▸ EXERCISE DETAILS: Identify all lines of the data containing the string "Years" and copy them.

▸ MATERIAL FOR THIS TASK:
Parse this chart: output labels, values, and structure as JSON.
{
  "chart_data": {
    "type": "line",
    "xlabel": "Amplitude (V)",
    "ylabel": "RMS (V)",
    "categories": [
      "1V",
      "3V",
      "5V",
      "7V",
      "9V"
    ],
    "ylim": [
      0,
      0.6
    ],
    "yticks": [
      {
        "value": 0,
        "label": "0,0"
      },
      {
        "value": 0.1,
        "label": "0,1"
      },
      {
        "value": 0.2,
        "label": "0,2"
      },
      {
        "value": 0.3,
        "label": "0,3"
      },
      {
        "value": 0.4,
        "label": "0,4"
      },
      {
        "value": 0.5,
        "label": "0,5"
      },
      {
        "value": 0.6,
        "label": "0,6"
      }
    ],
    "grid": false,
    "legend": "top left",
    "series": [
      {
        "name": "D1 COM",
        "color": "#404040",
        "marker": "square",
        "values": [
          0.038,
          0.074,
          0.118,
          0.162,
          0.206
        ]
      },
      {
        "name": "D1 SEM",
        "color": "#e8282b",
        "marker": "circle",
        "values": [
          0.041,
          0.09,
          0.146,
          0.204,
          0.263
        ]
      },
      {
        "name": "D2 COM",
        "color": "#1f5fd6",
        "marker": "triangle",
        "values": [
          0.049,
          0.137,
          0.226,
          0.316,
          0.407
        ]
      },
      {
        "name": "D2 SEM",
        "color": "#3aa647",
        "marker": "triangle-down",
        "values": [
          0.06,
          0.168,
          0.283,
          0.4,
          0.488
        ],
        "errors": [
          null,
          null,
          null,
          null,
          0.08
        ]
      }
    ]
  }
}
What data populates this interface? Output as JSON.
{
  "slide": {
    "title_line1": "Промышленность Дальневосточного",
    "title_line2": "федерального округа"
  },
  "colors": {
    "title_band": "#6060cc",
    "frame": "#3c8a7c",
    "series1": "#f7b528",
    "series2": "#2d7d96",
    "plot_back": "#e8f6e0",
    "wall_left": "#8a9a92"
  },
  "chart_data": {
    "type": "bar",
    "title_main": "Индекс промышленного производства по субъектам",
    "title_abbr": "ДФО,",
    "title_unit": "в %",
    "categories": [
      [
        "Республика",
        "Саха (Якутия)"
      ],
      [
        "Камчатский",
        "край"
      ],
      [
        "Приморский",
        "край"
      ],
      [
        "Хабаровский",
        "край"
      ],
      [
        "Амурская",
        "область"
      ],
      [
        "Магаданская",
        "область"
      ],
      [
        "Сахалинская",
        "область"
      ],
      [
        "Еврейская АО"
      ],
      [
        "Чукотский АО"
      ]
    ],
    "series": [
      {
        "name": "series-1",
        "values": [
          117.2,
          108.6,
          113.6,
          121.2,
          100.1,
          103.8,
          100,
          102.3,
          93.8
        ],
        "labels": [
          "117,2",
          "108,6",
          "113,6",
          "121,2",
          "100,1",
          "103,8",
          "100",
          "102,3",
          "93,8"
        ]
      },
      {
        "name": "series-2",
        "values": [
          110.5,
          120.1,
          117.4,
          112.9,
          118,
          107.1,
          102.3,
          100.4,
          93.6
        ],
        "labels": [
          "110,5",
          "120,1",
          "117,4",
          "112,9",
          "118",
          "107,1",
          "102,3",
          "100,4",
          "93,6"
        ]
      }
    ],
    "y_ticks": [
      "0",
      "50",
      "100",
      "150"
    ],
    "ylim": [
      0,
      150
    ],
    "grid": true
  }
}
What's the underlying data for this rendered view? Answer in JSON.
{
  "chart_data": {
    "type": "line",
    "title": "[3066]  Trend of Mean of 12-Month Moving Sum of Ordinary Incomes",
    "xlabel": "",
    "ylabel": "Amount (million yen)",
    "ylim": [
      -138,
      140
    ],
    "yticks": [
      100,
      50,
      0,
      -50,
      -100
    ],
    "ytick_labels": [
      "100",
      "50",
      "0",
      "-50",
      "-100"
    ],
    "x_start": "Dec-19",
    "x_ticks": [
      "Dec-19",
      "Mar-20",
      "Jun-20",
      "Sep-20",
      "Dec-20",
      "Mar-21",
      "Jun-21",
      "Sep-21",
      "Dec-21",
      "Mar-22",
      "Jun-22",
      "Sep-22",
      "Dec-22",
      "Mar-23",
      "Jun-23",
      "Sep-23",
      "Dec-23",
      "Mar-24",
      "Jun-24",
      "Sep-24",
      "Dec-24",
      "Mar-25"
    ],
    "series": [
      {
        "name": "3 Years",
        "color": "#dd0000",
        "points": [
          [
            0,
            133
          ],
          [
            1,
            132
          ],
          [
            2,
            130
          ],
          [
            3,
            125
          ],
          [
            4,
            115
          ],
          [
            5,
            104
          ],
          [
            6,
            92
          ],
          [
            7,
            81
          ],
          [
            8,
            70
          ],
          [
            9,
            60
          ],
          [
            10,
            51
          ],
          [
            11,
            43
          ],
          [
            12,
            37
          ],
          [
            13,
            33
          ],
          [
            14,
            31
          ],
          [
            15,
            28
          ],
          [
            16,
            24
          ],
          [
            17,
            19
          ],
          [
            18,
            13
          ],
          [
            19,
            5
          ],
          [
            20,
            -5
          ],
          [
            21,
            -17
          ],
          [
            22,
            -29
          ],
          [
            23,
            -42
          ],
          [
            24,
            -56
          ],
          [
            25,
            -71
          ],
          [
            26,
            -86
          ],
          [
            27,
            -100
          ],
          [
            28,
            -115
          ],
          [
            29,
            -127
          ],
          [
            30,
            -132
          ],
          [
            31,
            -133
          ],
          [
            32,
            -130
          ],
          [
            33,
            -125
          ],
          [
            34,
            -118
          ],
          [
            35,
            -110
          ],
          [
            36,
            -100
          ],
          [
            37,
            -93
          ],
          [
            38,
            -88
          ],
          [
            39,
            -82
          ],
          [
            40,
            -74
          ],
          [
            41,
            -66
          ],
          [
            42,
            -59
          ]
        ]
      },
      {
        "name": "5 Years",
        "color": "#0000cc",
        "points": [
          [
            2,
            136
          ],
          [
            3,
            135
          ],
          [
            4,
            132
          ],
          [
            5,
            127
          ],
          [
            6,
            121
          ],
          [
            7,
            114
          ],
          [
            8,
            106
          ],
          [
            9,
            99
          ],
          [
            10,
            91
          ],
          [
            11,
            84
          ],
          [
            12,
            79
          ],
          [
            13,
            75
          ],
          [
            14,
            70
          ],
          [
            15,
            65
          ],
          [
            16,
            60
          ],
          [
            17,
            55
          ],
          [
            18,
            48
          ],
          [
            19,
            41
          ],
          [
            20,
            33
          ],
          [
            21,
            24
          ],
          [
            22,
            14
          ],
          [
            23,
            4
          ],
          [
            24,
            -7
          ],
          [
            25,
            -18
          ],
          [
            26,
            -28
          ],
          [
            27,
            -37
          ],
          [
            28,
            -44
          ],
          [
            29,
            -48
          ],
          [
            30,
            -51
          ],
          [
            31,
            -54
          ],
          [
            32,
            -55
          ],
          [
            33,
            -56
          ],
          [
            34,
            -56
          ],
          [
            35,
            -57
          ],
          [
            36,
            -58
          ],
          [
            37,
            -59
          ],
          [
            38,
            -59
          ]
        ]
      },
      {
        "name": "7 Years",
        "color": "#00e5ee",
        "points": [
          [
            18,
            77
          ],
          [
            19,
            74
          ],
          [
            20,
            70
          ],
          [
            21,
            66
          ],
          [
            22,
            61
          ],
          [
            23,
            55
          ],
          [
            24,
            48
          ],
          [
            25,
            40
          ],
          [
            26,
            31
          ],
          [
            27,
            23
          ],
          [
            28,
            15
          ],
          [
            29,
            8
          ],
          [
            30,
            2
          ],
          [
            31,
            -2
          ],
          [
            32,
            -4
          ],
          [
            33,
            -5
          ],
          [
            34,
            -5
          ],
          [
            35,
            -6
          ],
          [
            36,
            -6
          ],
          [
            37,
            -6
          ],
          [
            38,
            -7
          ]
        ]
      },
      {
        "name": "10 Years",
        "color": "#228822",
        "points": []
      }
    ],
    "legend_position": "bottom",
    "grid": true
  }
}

▸ COMPLETED EXERCISE:
        "name": "3 Years",
        "name": "5 Years",
        "name": "7 Years",
        "name": "10 Years",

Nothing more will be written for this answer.